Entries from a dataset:
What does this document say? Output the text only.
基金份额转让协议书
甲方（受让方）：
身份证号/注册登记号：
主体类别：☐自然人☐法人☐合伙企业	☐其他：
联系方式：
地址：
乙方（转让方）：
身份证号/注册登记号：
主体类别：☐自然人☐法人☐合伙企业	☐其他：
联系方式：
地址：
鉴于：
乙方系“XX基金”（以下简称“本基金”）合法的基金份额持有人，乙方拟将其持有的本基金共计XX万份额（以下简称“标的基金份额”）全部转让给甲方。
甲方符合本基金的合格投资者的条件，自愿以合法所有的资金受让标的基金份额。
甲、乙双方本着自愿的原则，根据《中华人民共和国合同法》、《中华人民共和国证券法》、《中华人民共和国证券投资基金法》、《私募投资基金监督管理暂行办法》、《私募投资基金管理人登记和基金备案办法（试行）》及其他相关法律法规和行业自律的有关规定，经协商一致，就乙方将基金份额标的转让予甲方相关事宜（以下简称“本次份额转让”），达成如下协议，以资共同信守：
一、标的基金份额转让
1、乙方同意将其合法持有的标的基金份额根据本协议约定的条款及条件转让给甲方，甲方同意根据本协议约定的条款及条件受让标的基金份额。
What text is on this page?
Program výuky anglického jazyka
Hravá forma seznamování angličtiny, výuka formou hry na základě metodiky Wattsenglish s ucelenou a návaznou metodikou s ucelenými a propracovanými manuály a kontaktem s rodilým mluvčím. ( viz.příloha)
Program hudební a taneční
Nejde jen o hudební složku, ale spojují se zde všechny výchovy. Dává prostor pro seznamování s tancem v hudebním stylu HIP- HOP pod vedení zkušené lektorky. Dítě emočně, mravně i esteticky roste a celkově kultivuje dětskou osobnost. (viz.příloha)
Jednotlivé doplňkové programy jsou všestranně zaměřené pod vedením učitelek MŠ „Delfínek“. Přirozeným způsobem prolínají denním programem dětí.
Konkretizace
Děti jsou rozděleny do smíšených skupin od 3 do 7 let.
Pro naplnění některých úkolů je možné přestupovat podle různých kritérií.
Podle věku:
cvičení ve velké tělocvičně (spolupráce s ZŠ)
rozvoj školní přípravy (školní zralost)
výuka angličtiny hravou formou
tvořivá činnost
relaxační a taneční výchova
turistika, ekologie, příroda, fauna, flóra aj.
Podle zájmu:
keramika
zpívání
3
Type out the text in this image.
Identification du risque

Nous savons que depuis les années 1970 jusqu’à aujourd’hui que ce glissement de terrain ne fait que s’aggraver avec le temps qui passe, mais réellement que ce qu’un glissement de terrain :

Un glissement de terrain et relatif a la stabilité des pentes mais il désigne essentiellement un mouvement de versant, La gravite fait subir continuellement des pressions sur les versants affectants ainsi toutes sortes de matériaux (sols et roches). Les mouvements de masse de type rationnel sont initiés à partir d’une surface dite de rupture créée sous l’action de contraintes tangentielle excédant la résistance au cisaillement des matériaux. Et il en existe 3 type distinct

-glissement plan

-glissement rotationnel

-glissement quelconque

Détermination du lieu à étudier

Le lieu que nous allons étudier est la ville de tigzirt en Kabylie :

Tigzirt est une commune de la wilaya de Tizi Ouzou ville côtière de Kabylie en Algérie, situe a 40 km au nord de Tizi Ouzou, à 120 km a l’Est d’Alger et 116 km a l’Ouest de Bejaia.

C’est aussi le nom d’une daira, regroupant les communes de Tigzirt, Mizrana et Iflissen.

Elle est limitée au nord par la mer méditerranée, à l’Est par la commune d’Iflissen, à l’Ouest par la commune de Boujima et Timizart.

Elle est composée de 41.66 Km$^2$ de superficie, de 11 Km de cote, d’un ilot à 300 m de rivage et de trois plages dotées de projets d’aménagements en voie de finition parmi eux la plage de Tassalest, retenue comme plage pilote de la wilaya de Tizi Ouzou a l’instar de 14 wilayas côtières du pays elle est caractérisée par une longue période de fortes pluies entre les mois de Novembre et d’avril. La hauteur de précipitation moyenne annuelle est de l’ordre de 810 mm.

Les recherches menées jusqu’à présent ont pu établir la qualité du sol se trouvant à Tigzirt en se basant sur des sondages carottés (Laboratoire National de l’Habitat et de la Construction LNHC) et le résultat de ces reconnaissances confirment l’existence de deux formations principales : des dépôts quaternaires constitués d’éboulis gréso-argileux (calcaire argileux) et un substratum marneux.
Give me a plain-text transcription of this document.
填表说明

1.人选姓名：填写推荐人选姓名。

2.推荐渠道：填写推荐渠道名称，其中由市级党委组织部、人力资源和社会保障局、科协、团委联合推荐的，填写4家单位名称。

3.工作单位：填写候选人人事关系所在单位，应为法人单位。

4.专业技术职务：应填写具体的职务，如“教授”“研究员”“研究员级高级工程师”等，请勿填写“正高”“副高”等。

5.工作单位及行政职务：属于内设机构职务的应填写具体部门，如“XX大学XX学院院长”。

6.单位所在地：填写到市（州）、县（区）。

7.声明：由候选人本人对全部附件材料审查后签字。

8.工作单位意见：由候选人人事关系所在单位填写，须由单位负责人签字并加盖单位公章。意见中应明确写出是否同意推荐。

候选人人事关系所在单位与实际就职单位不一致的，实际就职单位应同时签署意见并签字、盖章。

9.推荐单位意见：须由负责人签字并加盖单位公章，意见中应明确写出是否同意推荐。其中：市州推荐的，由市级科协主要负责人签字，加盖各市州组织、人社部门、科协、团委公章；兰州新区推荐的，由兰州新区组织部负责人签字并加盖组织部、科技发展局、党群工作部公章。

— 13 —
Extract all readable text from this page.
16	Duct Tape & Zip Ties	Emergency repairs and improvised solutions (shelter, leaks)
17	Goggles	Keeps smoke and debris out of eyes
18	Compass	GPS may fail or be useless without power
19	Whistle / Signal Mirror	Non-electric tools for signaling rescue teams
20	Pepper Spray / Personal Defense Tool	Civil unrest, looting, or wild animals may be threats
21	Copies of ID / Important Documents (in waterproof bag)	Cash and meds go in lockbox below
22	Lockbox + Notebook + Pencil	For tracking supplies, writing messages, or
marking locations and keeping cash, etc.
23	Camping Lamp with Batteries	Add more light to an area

Aim: Extract exactly the lines between the line containing "Give me a plain-text" and the end of the data, including both.

Task output:
Give me a plain-text transcription of this document.
填表说明

1.人选姓名：填写推荐人选姓名。

2.推荐渠道：填写推荐渠道名称，其中由市级党委组织部、人力资源和社会保障局、科协、团委联合推荐的，填写4家单位名称。

3.工作单位：填写候选人人事关系所在单位，应为法人单位。

4.专业技术职务：应填写具体的职务，如“教授”“研究员”“研究员级高级工程师”等，请勿填写“正高”“副高”等。

5.工作单位及行政职务：属于内设机构职务的应填写具体部门，如“XX大学XX学院院长”。

6.单位所在地：填写到市（州）、县（区）。

7.声明：由候选人本人对全部附件材料审查后签字。

8.工作单位意见：由候选人人事关系所在单位填写，须由单位负责人签字并加盖单位公章。意见中应明确写出是否同意推荐。

候选人人事关系所在单位与实际就职单位不一致的，实际就职单位应同时签署意见并签字、盖章。

9.推荐单位意见：须由负责人签字并加盖单位公章，意见中应明确写出是否同意推荐。其中：市州推荐的，由市级科协主要负责人签字，加盖各市州组织、人社部门、科协、团委公章；兰州新区推荐的，由兰州新区组织部负责人签字并加盖组织部、科技发展局、党群工作部公章。

— 13 —
Extract all readable text from this page.
16	Duct Tape & Zip Ties	Emergency repairs and improvised solutions (shelter, leaks)
17	Goggles	Keeps smoke and debris out of eyes
18	Compass	GPS may fail or be useless without power
19	Whistle / Signal Mirror	Non-electric tools for signaling rescue teams
20	Pepper Spray / Personal Defense Tool	Civil unrest, looting, or wild animals may be threats
21	Copies of ID / Important Documents (in waterproof bag)	Cash and meds go in lockbox below
22	Lockbox + Notebook + Pencil	For tracking supplies, writing messages, or
marking locations and keeping cash, etc.
23	Camping Lamp with Batteries	Add more light to an area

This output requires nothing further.